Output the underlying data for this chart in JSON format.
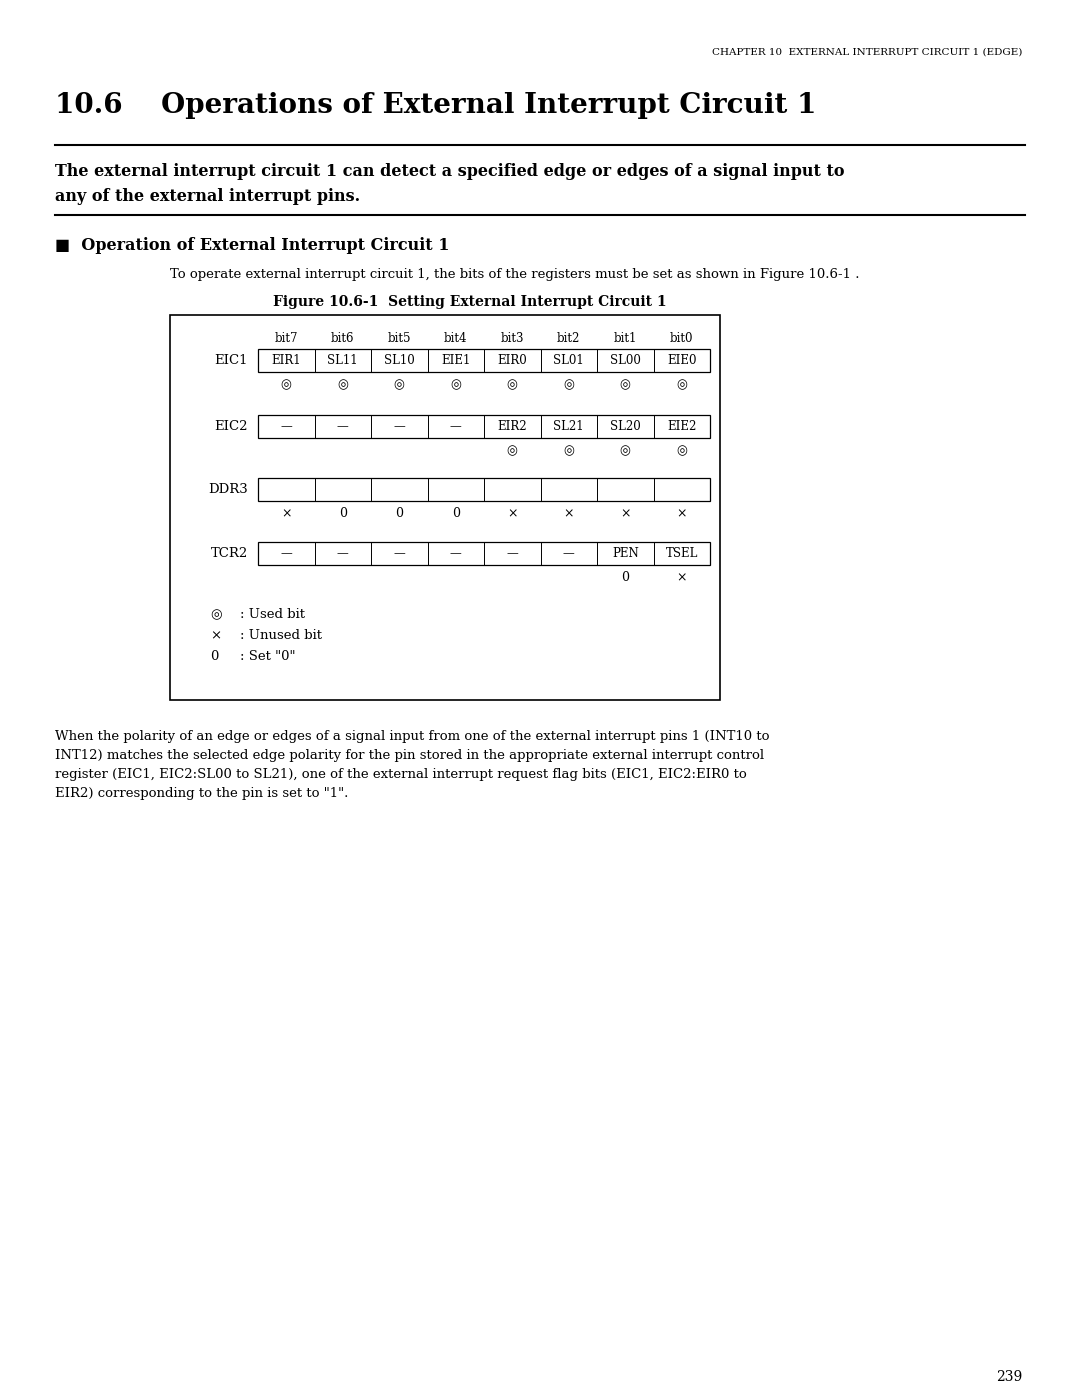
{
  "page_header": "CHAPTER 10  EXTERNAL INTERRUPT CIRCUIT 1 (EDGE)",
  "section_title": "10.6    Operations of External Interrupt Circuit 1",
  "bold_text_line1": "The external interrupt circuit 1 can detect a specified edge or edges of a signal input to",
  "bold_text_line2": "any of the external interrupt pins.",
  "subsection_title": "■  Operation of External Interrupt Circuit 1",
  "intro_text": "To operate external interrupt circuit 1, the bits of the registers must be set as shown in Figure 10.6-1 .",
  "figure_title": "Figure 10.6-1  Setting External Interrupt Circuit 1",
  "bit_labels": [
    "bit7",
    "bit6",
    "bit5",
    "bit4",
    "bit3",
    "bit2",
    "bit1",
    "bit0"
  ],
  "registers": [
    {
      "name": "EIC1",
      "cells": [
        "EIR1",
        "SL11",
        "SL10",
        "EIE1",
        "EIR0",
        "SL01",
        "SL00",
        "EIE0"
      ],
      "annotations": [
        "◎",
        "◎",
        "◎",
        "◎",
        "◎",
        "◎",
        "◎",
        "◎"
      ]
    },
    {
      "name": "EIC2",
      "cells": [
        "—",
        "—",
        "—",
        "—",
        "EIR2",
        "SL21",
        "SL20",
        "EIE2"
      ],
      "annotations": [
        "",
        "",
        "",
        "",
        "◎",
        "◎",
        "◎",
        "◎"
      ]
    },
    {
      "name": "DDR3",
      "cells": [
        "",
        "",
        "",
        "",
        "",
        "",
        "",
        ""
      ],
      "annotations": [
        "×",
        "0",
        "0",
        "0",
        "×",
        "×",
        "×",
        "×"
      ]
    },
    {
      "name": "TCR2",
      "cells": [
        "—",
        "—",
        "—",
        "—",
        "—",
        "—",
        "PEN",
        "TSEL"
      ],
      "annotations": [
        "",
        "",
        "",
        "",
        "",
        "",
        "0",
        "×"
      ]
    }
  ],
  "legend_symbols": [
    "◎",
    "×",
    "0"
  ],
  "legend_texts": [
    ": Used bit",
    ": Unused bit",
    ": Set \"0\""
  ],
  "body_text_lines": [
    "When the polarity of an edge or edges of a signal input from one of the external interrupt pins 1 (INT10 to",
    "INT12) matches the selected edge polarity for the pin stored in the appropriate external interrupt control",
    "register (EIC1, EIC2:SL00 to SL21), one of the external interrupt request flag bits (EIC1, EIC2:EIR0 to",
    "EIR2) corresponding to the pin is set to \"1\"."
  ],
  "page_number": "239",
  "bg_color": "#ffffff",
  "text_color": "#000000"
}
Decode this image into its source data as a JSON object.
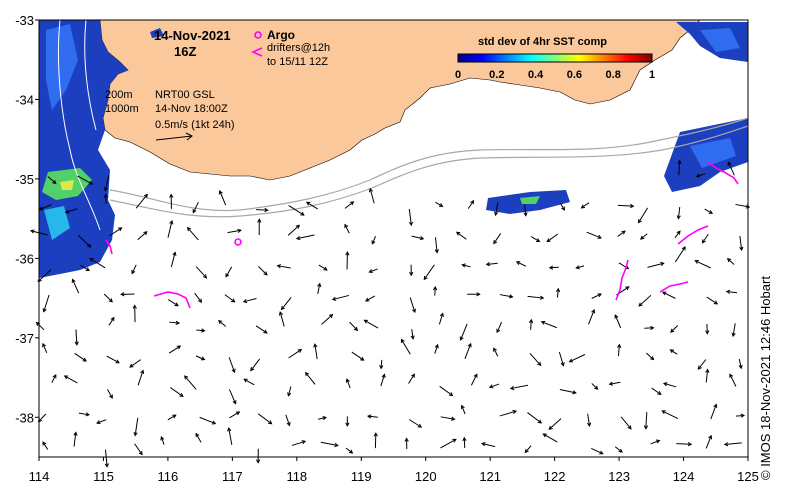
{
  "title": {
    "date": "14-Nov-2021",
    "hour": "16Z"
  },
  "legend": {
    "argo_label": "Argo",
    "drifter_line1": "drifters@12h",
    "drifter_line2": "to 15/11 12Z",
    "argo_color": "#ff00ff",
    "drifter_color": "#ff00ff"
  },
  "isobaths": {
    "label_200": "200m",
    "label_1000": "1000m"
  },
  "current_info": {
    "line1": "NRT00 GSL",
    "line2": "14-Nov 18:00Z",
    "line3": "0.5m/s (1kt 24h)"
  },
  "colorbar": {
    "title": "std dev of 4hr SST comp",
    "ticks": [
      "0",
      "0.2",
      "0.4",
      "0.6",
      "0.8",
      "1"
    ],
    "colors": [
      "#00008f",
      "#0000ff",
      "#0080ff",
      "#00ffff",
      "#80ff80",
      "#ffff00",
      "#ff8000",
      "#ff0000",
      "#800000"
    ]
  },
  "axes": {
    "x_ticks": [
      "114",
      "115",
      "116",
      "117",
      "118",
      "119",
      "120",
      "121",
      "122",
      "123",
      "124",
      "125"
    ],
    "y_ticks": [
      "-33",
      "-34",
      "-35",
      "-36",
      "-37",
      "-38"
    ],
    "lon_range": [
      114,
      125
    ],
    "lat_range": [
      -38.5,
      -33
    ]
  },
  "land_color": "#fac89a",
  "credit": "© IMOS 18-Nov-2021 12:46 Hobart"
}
---
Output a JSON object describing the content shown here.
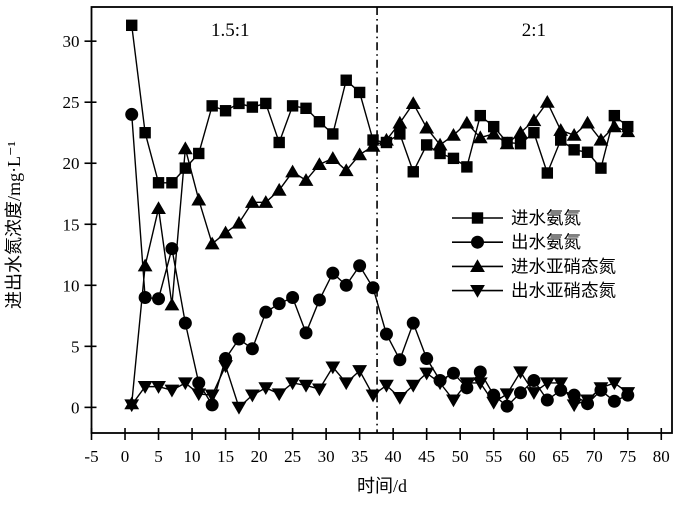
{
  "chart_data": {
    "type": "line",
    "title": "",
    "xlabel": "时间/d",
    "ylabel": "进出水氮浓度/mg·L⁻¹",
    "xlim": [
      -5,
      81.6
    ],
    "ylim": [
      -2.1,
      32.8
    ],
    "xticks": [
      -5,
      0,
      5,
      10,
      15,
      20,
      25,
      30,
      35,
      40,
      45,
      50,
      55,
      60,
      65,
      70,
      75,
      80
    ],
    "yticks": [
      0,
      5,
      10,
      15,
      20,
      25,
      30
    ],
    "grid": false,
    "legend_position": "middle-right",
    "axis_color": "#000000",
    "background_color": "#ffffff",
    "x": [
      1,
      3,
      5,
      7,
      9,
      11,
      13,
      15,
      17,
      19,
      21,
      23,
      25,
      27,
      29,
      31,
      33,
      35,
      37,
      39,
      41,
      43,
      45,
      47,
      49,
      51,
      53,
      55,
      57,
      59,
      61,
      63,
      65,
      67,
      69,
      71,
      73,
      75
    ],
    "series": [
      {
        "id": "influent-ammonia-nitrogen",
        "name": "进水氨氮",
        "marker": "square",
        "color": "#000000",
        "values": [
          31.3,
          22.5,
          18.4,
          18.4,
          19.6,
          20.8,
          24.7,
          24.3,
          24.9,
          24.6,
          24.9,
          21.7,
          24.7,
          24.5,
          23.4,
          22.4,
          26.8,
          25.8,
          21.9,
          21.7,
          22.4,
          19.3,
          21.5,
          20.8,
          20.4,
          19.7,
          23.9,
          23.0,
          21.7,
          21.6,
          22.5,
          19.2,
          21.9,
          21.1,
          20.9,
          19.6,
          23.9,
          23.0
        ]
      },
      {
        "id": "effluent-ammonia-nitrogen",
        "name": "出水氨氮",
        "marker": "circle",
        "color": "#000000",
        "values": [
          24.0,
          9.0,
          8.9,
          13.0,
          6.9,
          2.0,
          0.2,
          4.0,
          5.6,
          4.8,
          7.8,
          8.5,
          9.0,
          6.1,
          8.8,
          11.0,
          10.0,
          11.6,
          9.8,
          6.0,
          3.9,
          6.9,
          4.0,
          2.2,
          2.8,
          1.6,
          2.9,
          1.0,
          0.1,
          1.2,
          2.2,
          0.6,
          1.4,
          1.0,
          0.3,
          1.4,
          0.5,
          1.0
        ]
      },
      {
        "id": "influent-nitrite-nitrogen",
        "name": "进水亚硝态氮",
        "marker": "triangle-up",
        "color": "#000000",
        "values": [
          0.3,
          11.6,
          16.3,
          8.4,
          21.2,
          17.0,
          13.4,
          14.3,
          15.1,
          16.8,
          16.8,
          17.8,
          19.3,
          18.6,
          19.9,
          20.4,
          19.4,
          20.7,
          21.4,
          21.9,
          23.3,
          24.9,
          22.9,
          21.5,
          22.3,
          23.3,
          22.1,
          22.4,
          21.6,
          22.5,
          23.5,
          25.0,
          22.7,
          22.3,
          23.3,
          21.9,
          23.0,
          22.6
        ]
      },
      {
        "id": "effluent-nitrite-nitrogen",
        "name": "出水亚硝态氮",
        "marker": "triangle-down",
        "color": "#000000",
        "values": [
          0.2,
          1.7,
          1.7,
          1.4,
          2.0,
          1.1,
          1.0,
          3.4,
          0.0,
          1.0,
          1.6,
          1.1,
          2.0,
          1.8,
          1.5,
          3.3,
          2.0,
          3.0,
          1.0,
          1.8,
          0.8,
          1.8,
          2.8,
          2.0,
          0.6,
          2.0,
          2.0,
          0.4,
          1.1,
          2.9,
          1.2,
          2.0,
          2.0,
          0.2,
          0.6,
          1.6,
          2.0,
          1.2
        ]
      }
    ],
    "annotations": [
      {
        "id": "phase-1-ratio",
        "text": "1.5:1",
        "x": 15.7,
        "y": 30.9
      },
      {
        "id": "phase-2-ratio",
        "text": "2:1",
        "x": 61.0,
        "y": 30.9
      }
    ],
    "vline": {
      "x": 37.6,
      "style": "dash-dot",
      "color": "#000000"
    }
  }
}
---
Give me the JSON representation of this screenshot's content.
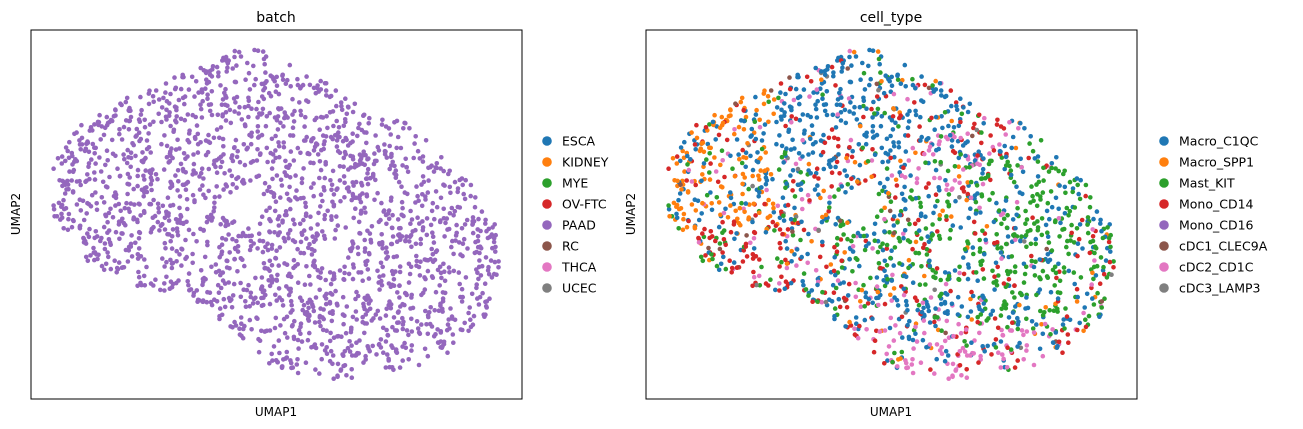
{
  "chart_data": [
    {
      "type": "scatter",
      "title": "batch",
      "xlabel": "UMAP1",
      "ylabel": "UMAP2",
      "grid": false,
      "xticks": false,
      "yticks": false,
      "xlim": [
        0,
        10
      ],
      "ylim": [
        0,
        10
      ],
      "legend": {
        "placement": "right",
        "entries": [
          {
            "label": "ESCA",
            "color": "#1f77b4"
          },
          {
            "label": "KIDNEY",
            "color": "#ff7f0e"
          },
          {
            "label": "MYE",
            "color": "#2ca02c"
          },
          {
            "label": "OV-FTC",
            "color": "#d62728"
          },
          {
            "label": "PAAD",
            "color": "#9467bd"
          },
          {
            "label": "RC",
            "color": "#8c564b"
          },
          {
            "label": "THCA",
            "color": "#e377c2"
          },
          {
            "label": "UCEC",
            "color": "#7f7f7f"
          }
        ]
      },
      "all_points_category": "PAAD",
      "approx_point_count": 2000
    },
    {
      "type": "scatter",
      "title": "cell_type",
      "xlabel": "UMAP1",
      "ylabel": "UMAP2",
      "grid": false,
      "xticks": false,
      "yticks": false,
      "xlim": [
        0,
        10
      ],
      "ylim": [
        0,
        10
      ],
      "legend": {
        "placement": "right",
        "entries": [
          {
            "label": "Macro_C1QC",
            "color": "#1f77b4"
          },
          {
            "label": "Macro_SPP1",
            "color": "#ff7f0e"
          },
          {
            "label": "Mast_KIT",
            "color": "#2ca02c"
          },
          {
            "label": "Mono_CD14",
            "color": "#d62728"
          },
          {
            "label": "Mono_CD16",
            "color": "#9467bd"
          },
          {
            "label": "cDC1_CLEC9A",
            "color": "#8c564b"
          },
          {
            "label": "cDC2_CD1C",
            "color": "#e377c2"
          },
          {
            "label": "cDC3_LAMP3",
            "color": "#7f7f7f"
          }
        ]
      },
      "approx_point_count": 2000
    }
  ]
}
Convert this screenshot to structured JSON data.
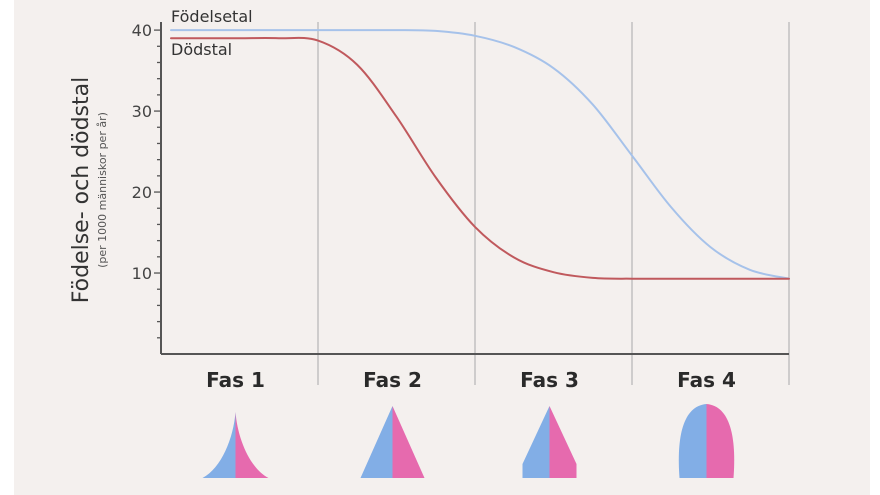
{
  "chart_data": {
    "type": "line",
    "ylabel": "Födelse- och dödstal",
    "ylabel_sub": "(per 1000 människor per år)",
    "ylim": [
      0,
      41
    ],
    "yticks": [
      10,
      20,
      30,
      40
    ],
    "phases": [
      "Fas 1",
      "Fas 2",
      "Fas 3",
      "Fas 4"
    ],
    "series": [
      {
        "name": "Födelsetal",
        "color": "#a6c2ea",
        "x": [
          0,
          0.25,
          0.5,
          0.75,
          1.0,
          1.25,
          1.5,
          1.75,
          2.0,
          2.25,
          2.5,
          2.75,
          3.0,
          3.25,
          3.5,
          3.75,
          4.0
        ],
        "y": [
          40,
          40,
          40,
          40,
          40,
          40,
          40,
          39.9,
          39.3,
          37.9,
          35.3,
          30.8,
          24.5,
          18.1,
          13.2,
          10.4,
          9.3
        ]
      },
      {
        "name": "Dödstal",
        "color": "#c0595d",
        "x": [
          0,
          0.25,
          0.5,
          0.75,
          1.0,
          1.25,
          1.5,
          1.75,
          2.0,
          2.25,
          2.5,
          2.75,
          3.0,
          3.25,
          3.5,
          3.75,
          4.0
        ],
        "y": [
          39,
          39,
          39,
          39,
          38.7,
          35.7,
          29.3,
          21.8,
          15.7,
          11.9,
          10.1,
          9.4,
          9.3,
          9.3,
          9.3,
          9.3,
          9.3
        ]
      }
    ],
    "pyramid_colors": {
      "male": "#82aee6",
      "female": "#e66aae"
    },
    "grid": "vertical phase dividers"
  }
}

What this task involves – Scan the material above. Copy each line where "JSON" occurs.

Output of the task –
Output the underlying data for this chart in JSON format.
Decode this image into its source data as a JSON object.
Output a JSON object describing the content shown here.
Give me the JSON representation of this screenshot's content.
Convert this screenshot to structured JSON data.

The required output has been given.